**DATA LINES:**
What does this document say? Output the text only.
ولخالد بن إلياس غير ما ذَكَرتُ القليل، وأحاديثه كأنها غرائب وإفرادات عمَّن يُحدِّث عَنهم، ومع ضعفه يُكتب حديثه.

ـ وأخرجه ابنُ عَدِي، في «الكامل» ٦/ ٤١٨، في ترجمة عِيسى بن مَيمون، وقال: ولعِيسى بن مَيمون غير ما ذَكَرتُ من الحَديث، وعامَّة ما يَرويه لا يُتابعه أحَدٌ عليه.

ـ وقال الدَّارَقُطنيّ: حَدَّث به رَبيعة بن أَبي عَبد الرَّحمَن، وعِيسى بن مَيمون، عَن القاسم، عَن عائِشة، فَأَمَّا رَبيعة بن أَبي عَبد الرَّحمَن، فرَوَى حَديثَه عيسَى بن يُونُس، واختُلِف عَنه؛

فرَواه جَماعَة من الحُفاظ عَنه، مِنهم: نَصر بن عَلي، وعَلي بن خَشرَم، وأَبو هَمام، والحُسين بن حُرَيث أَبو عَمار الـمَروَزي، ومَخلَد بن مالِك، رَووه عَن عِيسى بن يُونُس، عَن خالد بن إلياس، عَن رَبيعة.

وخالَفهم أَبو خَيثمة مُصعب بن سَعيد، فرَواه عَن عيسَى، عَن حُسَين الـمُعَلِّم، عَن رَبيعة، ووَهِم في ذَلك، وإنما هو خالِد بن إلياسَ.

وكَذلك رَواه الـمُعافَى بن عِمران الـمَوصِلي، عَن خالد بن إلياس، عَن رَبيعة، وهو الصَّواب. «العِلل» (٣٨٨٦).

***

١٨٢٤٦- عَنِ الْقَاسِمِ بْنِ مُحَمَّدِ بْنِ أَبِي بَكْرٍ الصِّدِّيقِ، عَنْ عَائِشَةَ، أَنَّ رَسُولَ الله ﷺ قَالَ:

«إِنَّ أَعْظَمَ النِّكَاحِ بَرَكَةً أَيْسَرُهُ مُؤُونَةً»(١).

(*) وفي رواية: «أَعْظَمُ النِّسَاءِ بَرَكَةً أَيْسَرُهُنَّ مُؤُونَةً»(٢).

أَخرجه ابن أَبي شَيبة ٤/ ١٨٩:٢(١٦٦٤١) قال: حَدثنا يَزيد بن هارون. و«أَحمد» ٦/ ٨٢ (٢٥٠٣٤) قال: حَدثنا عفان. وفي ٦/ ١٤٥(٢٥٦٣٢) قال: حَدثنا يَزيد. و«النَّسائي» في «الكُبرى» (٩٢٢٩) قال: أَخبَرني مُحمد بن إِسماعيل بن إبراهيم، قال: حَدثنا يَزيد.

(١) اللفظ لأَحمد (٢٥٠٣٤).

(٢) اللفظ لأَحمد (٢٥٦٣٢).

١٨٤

**SET EXERCISE:** Each record must be returned exactly as it is written.

**EXPECTED ANSWER:**
What does this document say? Output the text only.
ولخالد بن إلياس غير ما ذَكَرتُ القليل، وأحاديثه كأنها غرائب وإفرادات عمَّن يُحدِّث عَنهم، ومع ضعفه يُكتب حديثه.

ـ وأخرجه ابنُ عَدِي، في «الكامل» ٦/ ٤١٨، في ترجمة عِيسى بن مَيمون، وقال: ولعِيسى بن مَيمون غير ما ذَكَرتُ من الحَديث، وعامَّة ما يَرويه لا يُتابعه أحَدٌ عليه.

ـ وقال الدَّارَقُطنيّ: حَدَّث به رَبيعة بن أَبي عَبد الرَّحمَن، وعِيسى بن مَيمون، عَن القاسم، عَن عائِشة، فَأَمَّا رَبيعة بن أَبي عَبد الرَّحمَن، فرَوَى حَديثَه عيسَى بن يُونُس، واختُلِف عَنه؛

فرَواه جَماعَة من الحُفاظ عَنه، مِنهم: نَصر بن عَلي، وعَلي بن خَشرَم، وأَبو هَمام، والحُسين بن حُرَيث أَبو عَمار الـمَروَزي، ومَخلَد بن مالِك، رَووه عَن عِيسى بن يُونُس، عَن خالد بن إلياس، عَن رَبيعة.

وخالَفهم أَبو خَيثمة مُصعب بن سَعيد، فرَواه عَن عيسَى، عَن حُسَين الـمُعَلِّم، عَن رَبيعة، ووَهِم في ذَلك، وإنما هو خالِد بن إلياسَ.

وكَذلك رَواه الـمُعافَى بن عِمران الـمَوصِلي، عَن خالد بن إلياس، عَن رَبيعة، وهو الصَّواب. «العِلل» (٣٨٨٦).

***

١٨٢٤٦- عَنِ الْقَاسِمِ بْنِ مُحَمَّدِ بْنِ أَبِي بَكْرٍ الصِّدِّيقِ، عَنْ عَائِشَةَ، أَنَّ رَسُولَ الله ﷺ قَالَ:

«إِنَّ أَعْظَمَ النِّكَاحِ بَرَكَةً أَيْسَرُهُ مُؤُونَةً»(١).

(*) وفي رواية: «أَعْظَمُ النِّسَاءِ بَرَكَةً أَيْسَرُهُنَّ مُؤُونَةً»(٢).

أَخرجه ابن أَبي شَيبة ٤/ ١٨٩:٢(١٦٦٤١) قال: حَدثنا يَزيد بن هارون. و«أَحمد» ٦/ ٨٢ (٢٥٠٣٤) قال: حَدثنا عفان. وفي ٦/ ١٤٥(٢٥٦٣٢) قال: حَدثنا يَزيد. و«النَّسائي» في «الكُبرى» (٩٢٢٩) قال: أَخبَرني مُحمد بن إِسماعيل بن إبراهيم، قال: حَدثنا يَزيد.

(١) اللفظ لأَحمد (٢٥٠٣٤).

(٢) اللفظ لأَحمد (٢٥٦٣٢).

١٨٤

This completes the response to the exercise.